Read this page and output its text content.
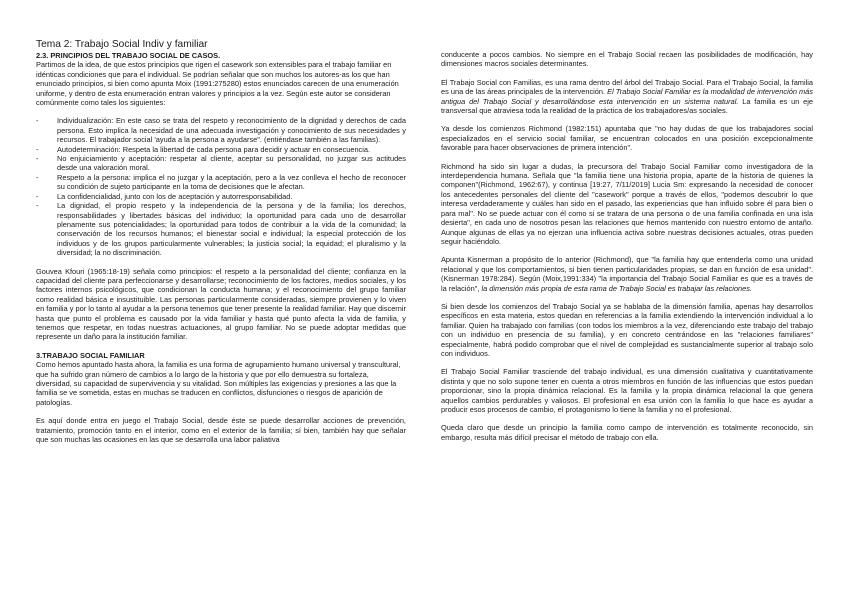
Tema 2: Trabajo Social Indiv y familiar
2.3. PRINCIPIOS DEL TRABAJO SOCIAL DE CASOS.

Partimos de la idea, de que estos principios que rigen el casework son extensibles para el trabajo familiar en idénticas condiciones que para el individual. Se podrían señalar que son muchos los autores-as los que han enunciado principios, si bien como apunta Moix (1991:275280) estos enunciados carecen de una enumeración uniforme, y dentro de esta enumeración entran valores y principios a la vez. Según este autor se consideran comúnmente como tales los siguientes:

- Individualización: En este caso se trata del respeto y reconocimiento de la dignidad y derechos de cada persona. Esto implica la necesidad de una adecuada investigación y conocimiento de sus necesidades y recursos. El trabajador social 'ayuda a la persona a ayudarse". (entiéndase también a las familias).
- Autodeterminación: Respeta la libertad de cada persona para decidir y actuar en consecuencia.
- No enjuiciamiento y aceptación: respetar al cliente, aceptar su personalidad, no juzgar sus actitudes desde una valoración moral.
- Respeto a la persona: implica el no juzgar y la aceptación, pero a la vez conlleva el hecho de reconocer su condición de sujeto participante en la toma de decisiones que le afectan.
- La confidencialidad, junto con los de aceptación y autorresponsabilidad.
- La dignidad, el propio respeto y la independencia de la persona y de la familia; los derechos, responsabilidades y libertades básicas del individuo; la oportunidad para cada uno de desarrollar plenamente sus potencialidades; la oportunidad para todos de contribuir a la vida de la comunidad; la conservación de los recursos humanos; el bienestar social e individual; la especial protección de los individuos y de los grupos particularmente vulnerables; la justicia social; la equidad; el pluralismo y la diversidad; la no discriminación.

Gouvea Kfouri (1965:18-19) señala como principios: el respeto a la personalidad del cliente; confianza en la capacidad del cliente para perfeccionarse y desarrollarse; reconocimiento de los factores, medios sociales, y los factores internos psicológicos, que condicionan la conducta humana; y el reconocimiento del grupo familiar como realidad básica e insustituible. Las personas particularmente consideradas, siempre provienen y lo viven en familia y por lo tanto al ayudar a la persona tenemos que tener presente la realidad familiar. Hay que discernir hasta que punto el problema es causado por la vida familiar y hasta qué punto afecta la vida de familia, y tenemos que respetar, en todas nuestras actuaciones, al grupo familiar. No se puede adoptar medidas que represente un daño para la institución familiar.

3.TRABAJO SOCIAL FAMILIAR

Como hemos apuntado hasta ahora, la familia es una forma de agrupamiento humano universal y transcultural, que ha sufrido gran número de cambios a lo largo de la historia y que por ello demuestra su fortaleza, diversidad, su capacidad de supervivencia y su vitalidad. Son múltiples las exigencias y presiones a las que la familia se ve sometida, estas en muchas se traducen en conflictos, disfunciones o riesgos de aparición de patologías.

Es aquí donde entra en juego el Trabajo Social, desde éste se puede desarrollar acciones de prevención, tratamiento, promoción tanto en el interior, como en el exterior de la familia; sí bien, también hay que señalar que son muchas las ocasiones en las que se desarrolla una labor paliativa

conducente a pocos cambios. No siempre en el Trabajo Social recaen las posibilidades de modificación, hay dimensiones macros sociales determinantes.

El Trabajo Social con Familias, es una rama dentro del árbol del Trabajo Social. Para el Trabajo Social, la familia es una de las áreas principales de la intervención. El Trabajo Social Familiar es la modalidad de intervención más antigua del Trabajo Social y desarrollándose esta intervención en un sistema natural. La familia es un eje transversal que atraviesa toda la realidad de la práctica de los trabajadores/as sociales.

Ya desde los comienzos Richmond (1982:151) apuntaba que "no hay dudas de que los trabajadores social especializados en el servicio social familiar, se encuentran colocados en una posición excepcionalmente favorable para hacer observaciones de primera intención".

Richmond ha sido sin lugar a dudas, la precursora del Trabajo Social Familiar como investigadora de la interdependencia humana. Señala que "la familia tiene una historia propia, aparte de la historia de quienes la componen"(Richmond, 1962:67), y continua [19:27, 7/11/2019] Lucia Sm: expresando la necesidad de conocer los antecedentes personales del cliente del "casework" porque a través de ellos, "podemos descubrir lo que interesa verdaderamente y cuáles han sido en el pasado, las experiencias que han influido sobre él para bien o para mal". No se puede actuar con él como si se tratara de una persona o de una familia confinada en una isla desierta", en cada uno de nosotros pesan las relaciones que hemos mantenido con nuestro entorno de antaño. Aunque algunas de ellas ya no ejerzan una influencia activa sobre nuestras decisiones actuales, otras pueden seguir haciéndolo.

Apunta Kisnerman a propósito de lo anterior (Richmond), que "la familia hay que entenderla como una unidad relacional y que los comportamientos, si bien tienen particularidades propias, se dan en función de esa unidad". (Kisnerman 1978:284). Según (Moix,1991:334) "la importancia del Trabajo Social Familiar es que es a través de la relación", la dimensión más propia de esta rama de Trabajo Social es trabajar las relaciones.

Si bien desde los comienzos del Trabajo Social ya se hablaba de la dimensión familia, apenas hay desarrollos específicos en esta materia, estos quedan en referencias a la familia extendiendo la intervención individual a lo familiar. Quien ha trabajado con familias (con todos los miembros a la vez, diferenciando este trabajo del trabajo con un individuo en presencia de su familia), y en concreto centrándose en las "relaciones familiares" especialmente, habrá podido comprobar que el nivel de complejidad es sustancialmente superior al trabajo solo con individuos.

El Trabajo Social Familiar trasciende del trabajo individual, es una dimensión cualitativa y cuantitativamente distinta y que no solo supone tener en cuenta a otros miembros en función de las influencias que estos puedan proporcionar, sino la propia dinámica relacional. Es la familia y la propia dinámica relacional la que genera aquellos cambios perdurables y valiosos. El profesional en esa unión con la familia lo que hace es ayudar a producir esos procesos de cambio, el protagonismo lo tiene la familia y no el profesional.

Queda claro que desde un principio la familia como campo de intervención es totalmente reconocido, sin embargo, resulta más difícil precisar el método de trabajo con ella.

◆ ◆ ◆ ◆ ◆

**GOAL OF THE EXERCISE:**
Check the records above line by line and tally those holding the string "señalar". Answer with the number only.

**OUTPUT FOR THIS TASK:**
2